* Brief *
Write out each line beneath this one exactly as it reads.

Saved entries
--

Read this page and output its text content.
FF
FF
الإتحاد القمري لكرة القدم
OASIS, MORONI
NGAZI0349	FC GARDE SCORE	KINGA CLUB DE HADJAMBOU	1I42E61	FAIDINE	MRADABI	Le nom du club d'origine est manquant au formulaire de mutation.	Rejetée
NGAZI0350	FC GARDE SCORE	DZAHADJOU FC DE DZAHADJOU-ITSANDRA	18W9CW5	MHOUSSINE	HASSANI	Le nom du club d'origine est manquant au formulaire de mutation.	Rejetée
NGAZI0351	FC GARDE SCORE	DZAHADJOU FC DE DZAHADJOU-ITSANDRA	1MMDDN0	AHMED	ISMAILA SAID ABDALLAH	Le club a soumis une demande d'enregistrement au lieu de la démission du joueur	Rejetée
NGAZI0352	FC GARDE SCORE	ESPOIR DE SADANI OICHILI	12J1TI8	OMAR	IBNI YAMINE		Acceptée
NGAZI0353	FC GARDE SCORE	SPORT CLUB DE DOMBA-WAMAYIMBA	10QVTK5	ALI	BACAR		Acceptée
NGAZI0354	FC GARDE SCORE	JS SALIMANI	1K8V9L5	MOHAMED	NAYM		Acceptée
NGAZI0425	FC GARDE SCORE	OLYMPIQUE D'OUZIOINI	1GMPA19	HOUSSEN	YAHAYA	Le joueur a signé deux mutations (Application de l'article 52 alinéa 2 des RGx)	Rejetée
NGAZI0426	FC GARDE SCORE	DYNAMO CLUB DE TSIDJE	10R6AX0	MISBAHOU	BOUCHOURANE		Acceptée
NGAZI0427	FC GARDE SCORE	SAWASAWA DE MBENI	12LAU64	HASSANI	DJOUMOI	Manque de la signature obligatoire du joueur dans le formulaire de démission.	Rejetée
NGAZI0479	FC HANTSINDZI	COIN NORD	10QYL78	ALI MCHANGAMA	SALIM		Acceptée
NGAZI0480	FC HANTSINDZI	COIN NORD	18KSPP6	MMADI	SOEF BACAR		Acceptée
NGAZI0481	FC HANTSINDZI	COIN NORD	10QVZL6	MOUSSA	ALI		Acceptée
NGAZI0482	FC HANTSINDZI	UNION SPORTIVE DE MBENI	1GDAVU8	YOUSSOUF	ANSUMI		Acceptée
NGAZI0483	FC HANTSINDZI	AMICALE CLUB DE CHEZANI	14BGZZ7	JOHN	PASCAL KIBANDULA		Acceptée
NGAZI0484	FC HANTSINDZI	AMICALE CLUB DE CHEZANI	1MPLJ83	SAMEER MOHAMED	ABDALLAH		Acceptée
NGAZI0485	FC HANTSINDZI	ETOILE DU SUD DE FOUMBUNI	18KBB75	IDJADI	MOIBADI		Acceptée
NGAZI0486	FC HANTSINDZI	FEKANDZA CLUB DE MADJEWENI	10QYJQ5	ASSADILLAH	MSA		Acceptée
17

--

* Result of the exercise *
Read this page and output its text content.
FF
FF
الإتحاد القمري لكرة القدم
OASIS, MORONI
NGAZI0349	FC GARDE SCORE	KINGA CLUB DE HADJAMBOU	1I42E61	FAIDINE	MRADABI	Le nom du club d'origine est manquant au formulaire de mutation.	Rejetée
NGAZI0350	FC GARDE SCORE	DZAHADJOU FC DE DZAHADJOU-ITSANDRA	18W9CW5	MHOUSSINE	HASSANI	Le nom du club d'origine est manquant au formulaire de mutation.	Rejetée
NGAZI0351	FC GARDE SCORE	DZAHADJOU FC DE DZAHADJOU-ITSANDRA	1MMDDN0	AHMED	ISMAILA SAID ABDALLAH	Le club a soumis une demande d'enregistrement au lieu de la démission du joueur	Rejetée
NGAZI0352	FC GARDE SCORE	ESPOIR DE SADANI OICHILI	12J1TI8	OMAR	IBNI YAMINE		Acceptée
NGAZI0353	FC GARDE SCORE	SPORT CLUB DE DOMBA-WAMAYIMBA	10QVTK5	ALI	BACAR		Acceptée
NGAZI0354	FC GARDE SCORE	JS SALIMANI	1K8V9L5	MOHAMED	NAYM		Acceptée
NGAZI0425	FC GARDE SCORE	OLYMPIQUE D'OUZIOINI	1GMPA19	HOUSSEN	YAHAYA	Le joueur a signé deux mutations (Application de l'article 52 alinéa 2 des RGx)	Rejetée
NGAZI0426	FC GARDE SCORE	DYNAMO CLUB DE TSIDJE	10R6AX0	MISBAHOU	BOUCHOURANE		Acceptée
NGAZI0427	FC GARDE SCORE	SAWASAWA DE MBENI	12LAU64	HASSANI	DJOUMOI	Manque de la signature obligatoire du joueur dans le formulaire de démission.	Rejetée
NGAZI0479	FC HANTSINDZI	COIN NORD	10QYL78	ALI MCHANGAMA	SALIM		Acceptée
NGAZI0480	FC HANTSINDZI	COIN NORD	18KSPP6	MMADI	SOEF BACAR		Acceptée
NGAZI0481	FC HANTSINDZI	COIN NORD	10QVZL6	MOUSSA	ALI		Acceptée
NGAZI0482	FC HANTSINDZI	UNION SPORTIVE DE MBENI	1GDAVU8	YOUSSOUF	ANSUMI		Acceptée
NGAZI0483	FC HANTSINDZI	AMICALE CLUB DE CHEZANI	14BGZZ7	JOHN	PASCAL KIBANDULA		Acceptée
NGAZI0484	FC HANTSINDZI	AMICALE CLUB DE CHEZANI	1MPLJ83	SAMEER MOHAMED	ABDALLAH		Acceptée
NGAZI0485	FC HANTSINDZI	ETOILE DU SUD DE FOUMBUNI	18KBB75	IDJADI	MOIBADI		Acceptée
NGAZI0486	FC HANTSINDZI	FEKANDZA CLUB DE MADJEWENI	10QYJQ5	ASSADILLAH	MSA		Acceptée
17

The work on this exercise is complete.